SHORT EXERCISE =
Omit every image, and transcribe the remaining entries exactly as given.

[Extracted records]
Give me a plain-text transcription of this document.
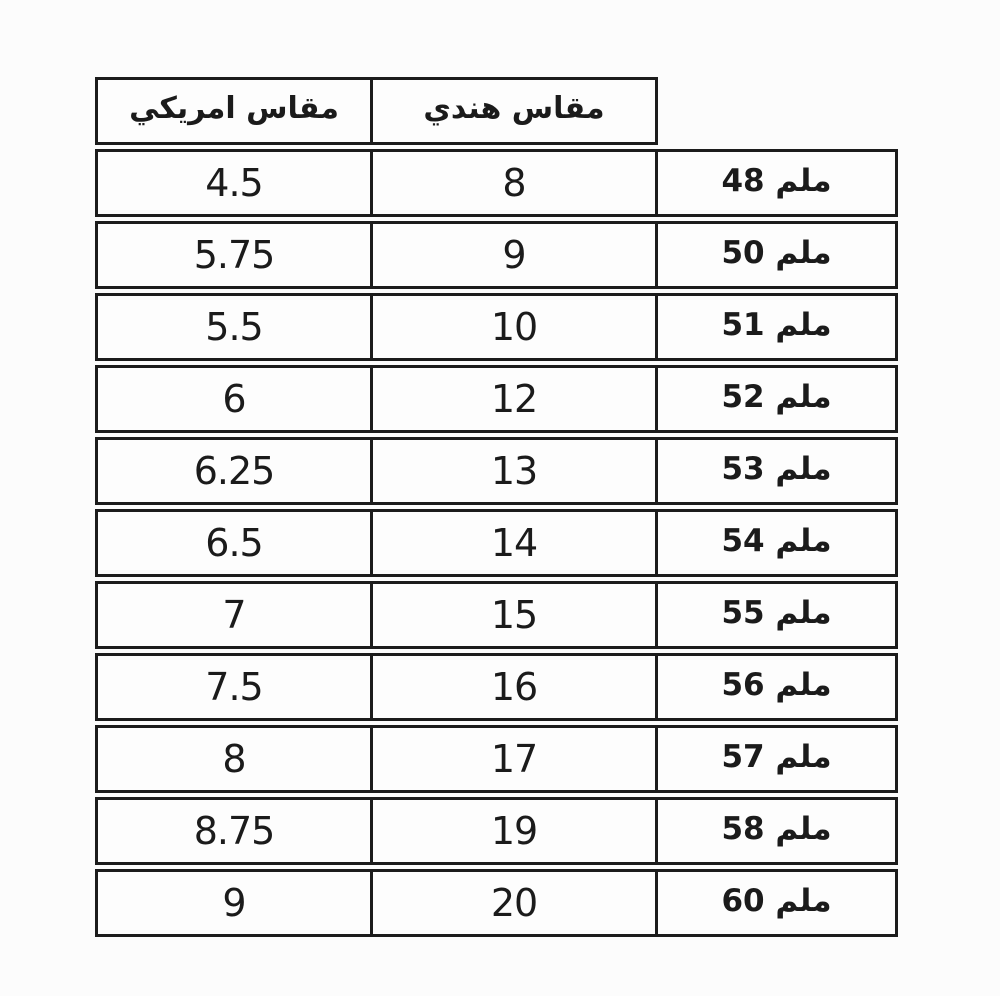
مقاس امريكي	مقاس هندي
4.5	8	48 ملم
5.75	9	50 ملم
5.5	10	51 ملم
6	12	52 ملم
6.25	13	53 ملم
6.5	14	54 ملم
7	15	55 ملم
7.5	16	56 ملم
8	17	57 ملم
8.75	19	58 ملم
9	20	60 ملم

CORRECT RESULT =
Give me a plain-text transcription of this document.
مقاس امريكي	مقاس هندي
4.5	8	48 ملم
5.75	9	50 ملم
5.5	10	51 ملم
6	12	52 ملم
6.25	13	53 ملم
6.5	14	54 ملم
7	15	55 ملم
7.5	16	56 ملم
8	17	57 ملم
8.75	19	58 ملم
9	20	60 ملم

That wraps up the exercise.